"""
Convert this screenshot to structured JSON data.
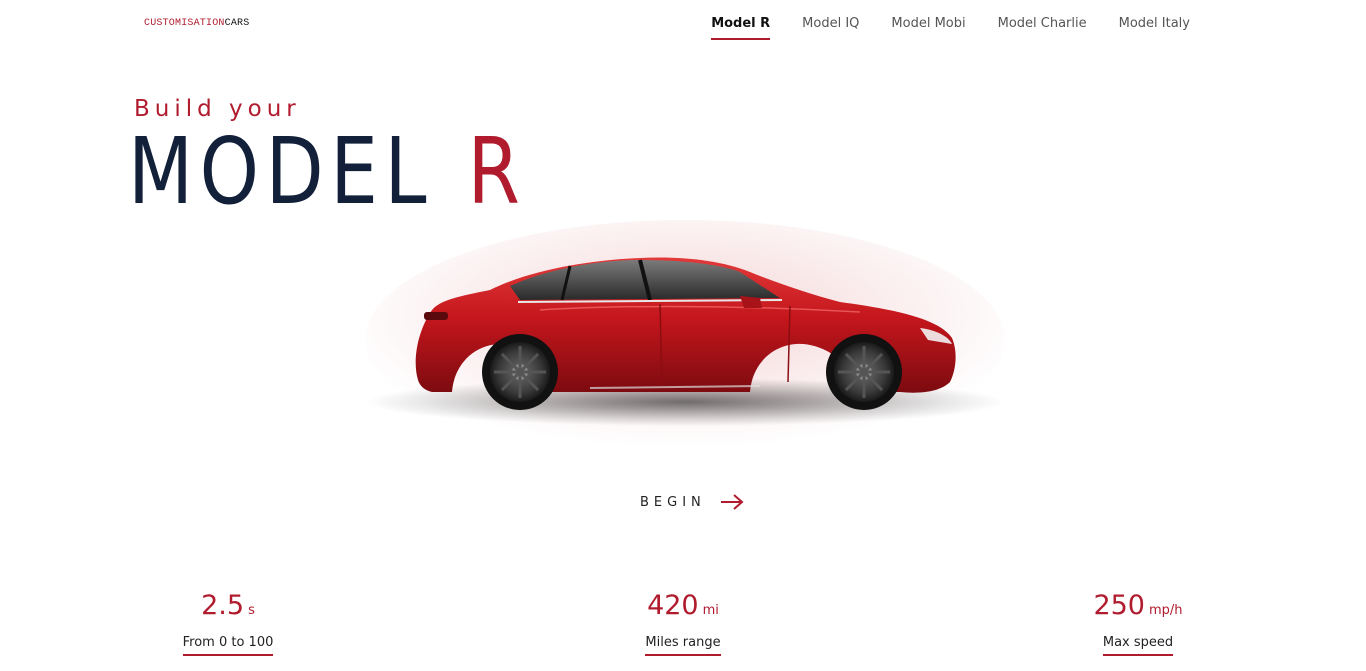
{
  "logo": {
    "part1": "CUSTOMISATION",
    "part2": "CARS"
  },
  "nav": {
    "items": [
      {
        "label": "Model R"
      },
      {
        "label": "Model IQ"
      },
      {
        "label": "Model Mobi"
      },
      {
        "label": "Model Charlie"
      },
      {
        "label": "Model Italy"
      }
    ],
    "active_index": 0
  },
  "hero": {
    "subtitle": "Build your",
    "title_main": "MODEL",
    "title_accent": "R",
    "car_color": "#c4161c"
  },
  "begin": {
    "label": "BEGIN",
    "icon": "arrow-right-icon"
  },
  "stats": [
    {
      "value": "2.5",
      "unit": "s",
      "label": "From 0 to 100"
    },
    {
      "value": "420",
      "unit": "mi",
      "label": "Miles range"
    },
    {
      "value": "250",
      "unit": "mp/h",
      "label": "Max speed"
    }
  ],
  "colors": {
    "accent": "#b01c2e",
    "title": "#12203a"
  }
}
"""
"""
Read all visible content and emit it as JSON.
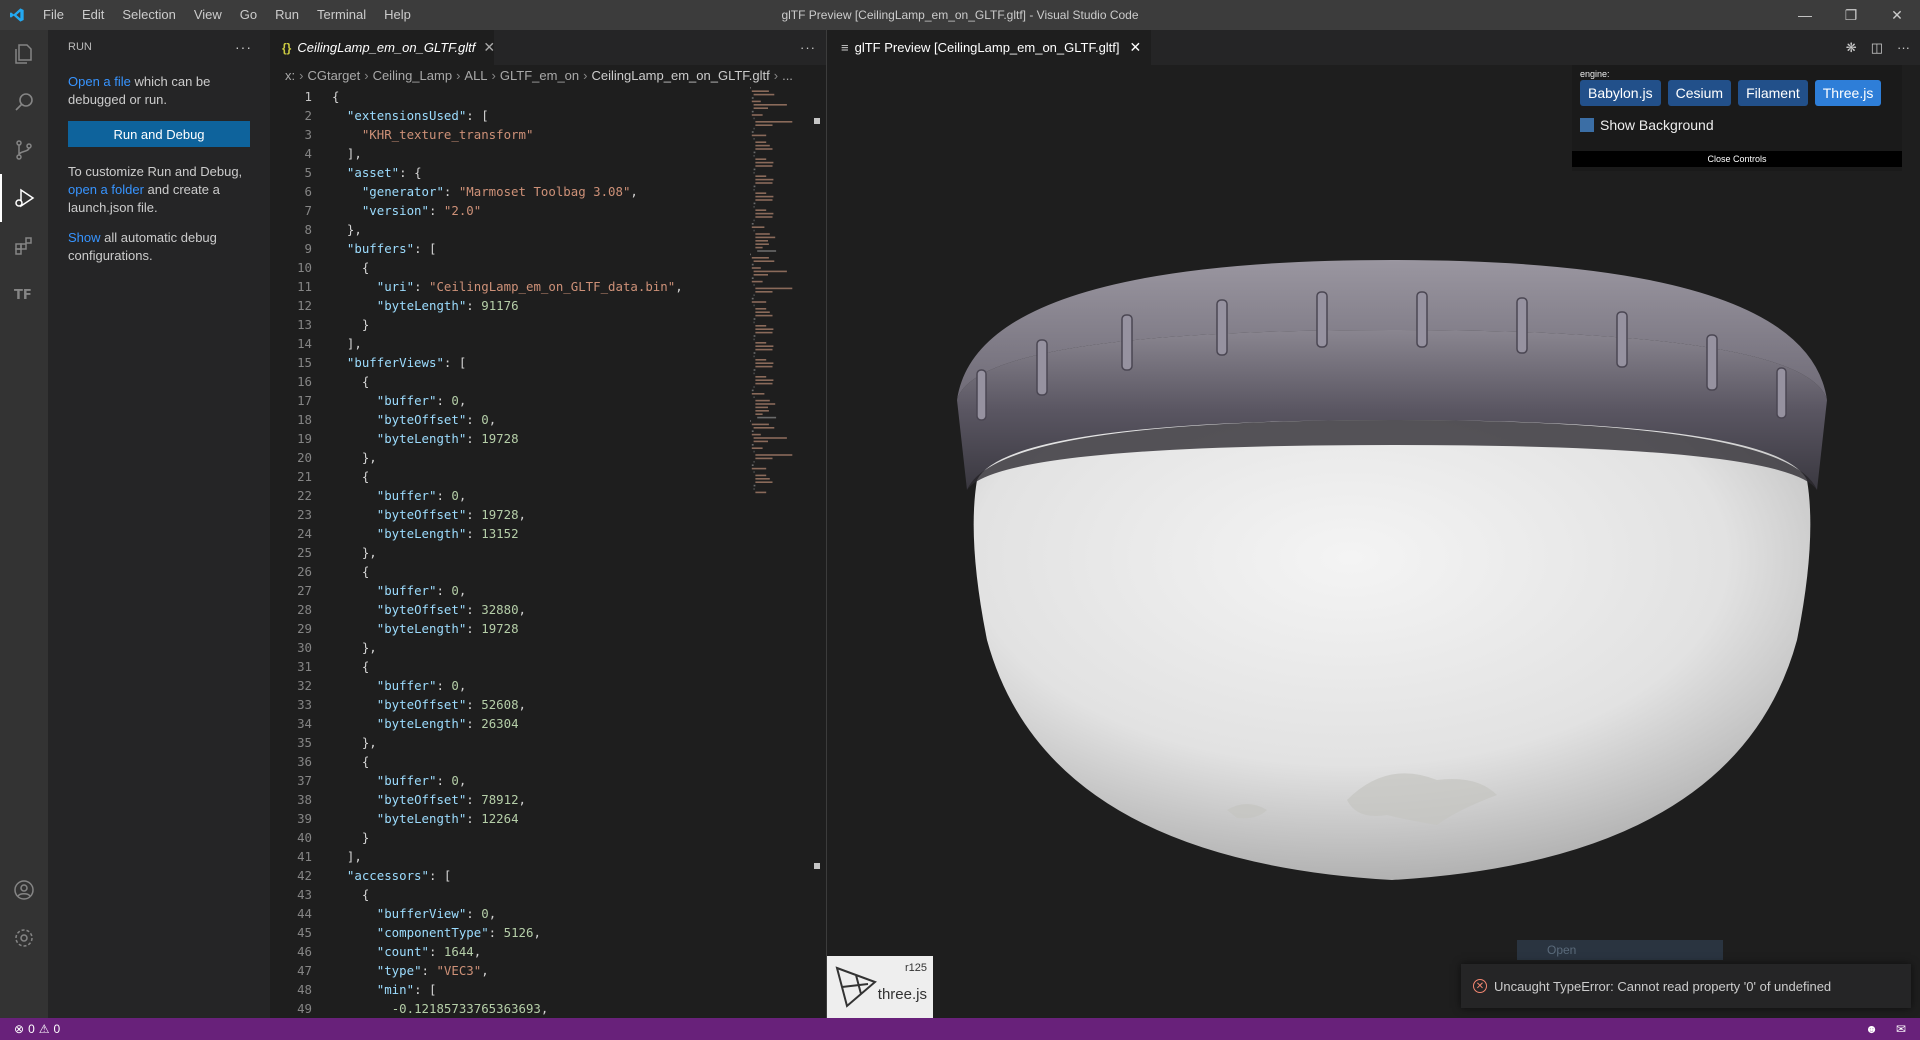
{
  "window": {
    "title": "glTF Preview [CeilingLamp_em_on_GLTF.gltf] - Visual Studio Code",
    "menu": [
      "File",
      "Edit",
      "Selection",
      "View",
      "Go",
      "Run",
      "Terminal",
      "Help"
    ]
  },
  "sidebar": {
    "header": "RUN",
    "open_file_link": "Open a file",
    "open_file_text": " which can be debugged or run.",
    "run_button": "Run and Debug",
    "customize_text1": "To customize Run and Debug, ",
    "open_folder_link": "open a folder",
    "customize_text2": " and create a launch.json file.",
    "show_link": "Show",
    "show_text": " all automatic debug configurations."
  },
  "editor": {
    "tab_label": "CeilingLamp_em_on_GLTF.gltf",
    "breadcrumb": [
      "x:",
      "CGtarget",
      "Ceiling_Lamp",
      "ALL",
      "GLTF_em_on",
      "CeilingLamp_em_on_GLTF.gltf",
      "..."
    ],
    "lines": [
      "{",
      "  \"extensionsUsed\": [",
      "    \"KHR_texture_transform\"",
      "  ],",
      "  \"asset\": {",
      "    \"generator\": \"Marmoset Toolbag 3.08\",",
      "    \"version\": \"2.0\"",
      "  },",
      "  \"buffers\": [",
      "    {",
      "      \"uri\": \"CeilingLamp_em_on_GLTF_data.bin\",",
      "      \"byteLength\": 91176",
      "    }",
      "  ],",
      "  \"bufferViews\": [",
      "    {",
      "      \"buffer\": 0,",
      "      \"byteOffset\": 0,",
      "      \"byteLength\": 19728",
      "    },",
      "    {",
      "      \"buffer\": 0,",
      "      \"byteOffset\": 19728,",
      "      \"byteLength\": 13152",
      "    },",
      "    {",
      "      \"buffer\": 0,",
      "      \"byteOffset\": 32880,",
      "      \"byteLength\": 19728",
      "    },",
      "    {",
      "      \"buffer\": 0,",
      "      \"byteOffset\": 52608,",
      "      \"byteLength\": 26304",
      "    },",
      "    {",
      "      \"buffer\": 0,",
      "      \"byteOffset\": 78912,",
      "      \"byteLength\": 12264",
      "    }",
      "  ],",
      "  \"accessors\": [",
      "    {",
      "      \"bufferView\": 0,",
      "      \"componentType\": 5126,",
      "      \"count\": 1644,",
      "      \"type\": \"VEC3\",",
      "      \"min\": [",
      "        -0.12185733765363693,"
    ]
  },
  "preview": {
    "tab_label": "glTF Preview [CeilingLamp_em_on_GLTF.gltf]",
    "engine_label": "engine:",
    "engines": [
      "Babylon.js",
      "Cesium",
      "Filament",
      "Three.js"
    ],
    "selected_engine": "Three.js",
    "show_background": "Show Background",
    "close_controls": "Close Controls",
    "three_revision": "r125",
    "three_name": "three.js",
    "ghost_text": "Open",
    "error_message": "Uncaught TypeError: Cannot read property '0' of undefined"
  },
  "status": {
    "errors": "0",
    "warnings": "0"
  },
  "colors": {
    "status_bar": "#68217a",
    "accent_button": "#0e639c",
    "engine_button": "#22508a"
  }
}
"""
Aim of the task ▸ Pick out the lines containing the string "byteLength".

Response ▸
      "      \"byteLength\": 91176",
      "      \"byteLength\": 19728",
      "      \"byteLength\": 13152",
      "      \"byteLength\": 19728",
      "      \"byteLength\": 26304",
      "      \"byteLength\": 12264",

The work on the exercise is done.